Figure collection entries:
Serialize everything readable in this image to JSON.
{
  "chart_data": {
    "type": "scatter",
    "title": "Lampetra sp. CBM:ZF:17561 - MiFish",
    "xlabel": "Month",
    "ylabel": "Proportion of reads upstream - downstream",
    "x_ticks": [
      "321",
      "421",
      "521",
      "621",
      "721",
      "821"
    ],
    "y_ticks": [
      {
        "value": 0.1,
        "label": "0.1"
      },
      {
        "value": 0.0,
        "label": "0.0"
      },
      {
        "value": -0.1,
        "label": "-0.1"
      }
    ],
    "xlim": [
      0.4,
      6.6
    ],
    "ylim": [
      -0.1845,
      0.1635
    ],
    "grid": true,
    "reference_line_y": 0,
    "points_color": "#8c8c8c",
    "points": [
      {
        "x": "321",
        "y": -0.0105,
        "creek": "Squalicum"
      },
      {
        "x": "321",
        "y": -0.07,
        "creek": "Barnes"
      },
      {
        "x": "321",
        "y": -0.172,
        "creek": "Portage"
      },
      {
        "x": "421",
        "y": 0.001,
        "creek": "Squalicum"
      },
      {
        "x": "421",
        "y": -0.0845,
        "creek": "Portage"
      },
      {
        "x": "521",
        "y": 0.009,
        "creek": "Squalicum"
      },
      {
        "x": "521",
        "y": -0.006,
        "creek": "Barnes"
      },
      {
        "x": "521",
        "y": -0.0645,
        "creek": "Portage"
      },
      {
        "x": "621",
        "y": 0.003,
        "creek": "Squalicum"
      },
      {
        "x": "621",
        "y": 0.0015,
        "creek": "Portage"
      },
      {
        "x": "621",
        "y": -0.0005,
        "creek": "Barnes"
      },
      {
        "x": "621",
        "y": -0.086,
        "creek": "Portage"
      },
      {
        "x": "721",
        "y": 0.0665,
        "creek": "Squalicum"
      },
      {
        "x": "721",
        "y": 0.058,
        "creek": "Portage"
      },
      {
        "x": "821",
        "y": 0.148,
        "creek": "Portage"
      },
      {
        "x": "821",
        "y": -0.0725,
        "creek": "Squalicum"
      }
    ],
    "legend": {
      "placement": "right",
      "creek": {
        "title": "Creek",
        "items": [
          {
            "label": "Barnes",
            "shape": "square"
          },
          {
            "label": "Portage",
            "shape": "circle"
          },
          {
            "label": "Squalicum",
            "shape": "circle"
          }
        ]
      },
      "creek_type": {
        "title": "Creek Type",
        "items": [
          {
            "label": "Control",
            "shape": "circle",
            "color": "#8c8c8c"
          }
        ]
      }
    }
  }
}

[Task]: From the data above, extract every line in its exact form.

[Output]:
Serialize everything readable in this image to JSON.
{
  "chart_data": {
    "type": "scatter",
    "title": "Lampetra sp. CBM:ZF:17561 - MiFish",
    "xlabel": "Month",
    "ylabel": "Proportion of reads upstream - downstream",
    "x_ticks": [
      "321",
      "421",
      "521",
      "621",
      "721",
      "821"
    ],
    "y_ticks": [
      {
        "value": 0.1,
        "label": "0.1"
      },
      {
        "value": 0.0,
        "label": "0.0"
      },
      {
        "value": -0.1,
        "label": "-0.1"
      }
    ],
    "xlim": [
      0.4,
      6.6
    ],
    "ylim": [
      -0.1845,
      0.1635
    ],
    "grid": true,
    "reference_line_y": 0,
    "points_color": "#8c8c8c",
    "points": [
      {
        "x": "321",
        "y": -0.0105,
        "creek": "Squalicum"
      },
      {
        "x": "321",
        "y": -0.07,
        "creek": "Barnes"
      },
      {
        "x": "321",
        "y": -0.172,
        "creek": "Portage"
      },
      {
        "x": "421",
        "y": 0.001,
        "creek": "Squalicum"
      },
      {
        "x": "421",
        "y": -0.0845,
        "creek": "Portage"
      },
      {
        "x": "521",
        "y": 0.009,
        "creek": "Squalicum"
      },
      {
        "x": "521",
        "y": -0.006,
        "creek": "Barnes"
      },
      {
        "x": "521",
        "y": -0.0645,
        "creek": "Portage"
      },
      {
        "x": "621",
        "y": 0.003,
        "creek": "Squalicum"
      },
      {
        "x": "621",
        "y": 0.0015,
        "creek": "Portage"
      },
      {
        "x": "621",
        "y": -0.0005,
        "creek": "Barnes"
      },
      {
        "x": "621",
        "y": -0.086,
        "creek": "Portage"
      },
      {
        "x": "721",
        "y": 0.0665,
        "creek": "Squalicum"
      },
      {
        "x": "721",
        "y": 0.058,
        "creek": "Portage"
      },
      {
        "x": "821",
        "y": 0.148,
        "creek": "Portage"
      },
      {
        "x": "821",
        "y": -0.0725,
        "creek": "Squalicum"
      }
    ],
    "legend": {
      "placement": "right",
      "creek": {
        "title": "Creek",
        "items": [
          {
            "label": "Barnes",
            "shape": "square"
          },
          {
            "label": "Portage",
            "shape": "circle"
          },
          {
            "label": "Squalicum",
            "shape": "circle"
          }
        ]
      },
      "creek_type": {
        "title": "Creek Type",
        "items": [
          {
            "label": "Control",
            "shape": "circle",
            "color": "#8c8c8c"
          }
        ]
      }
    }
  }
}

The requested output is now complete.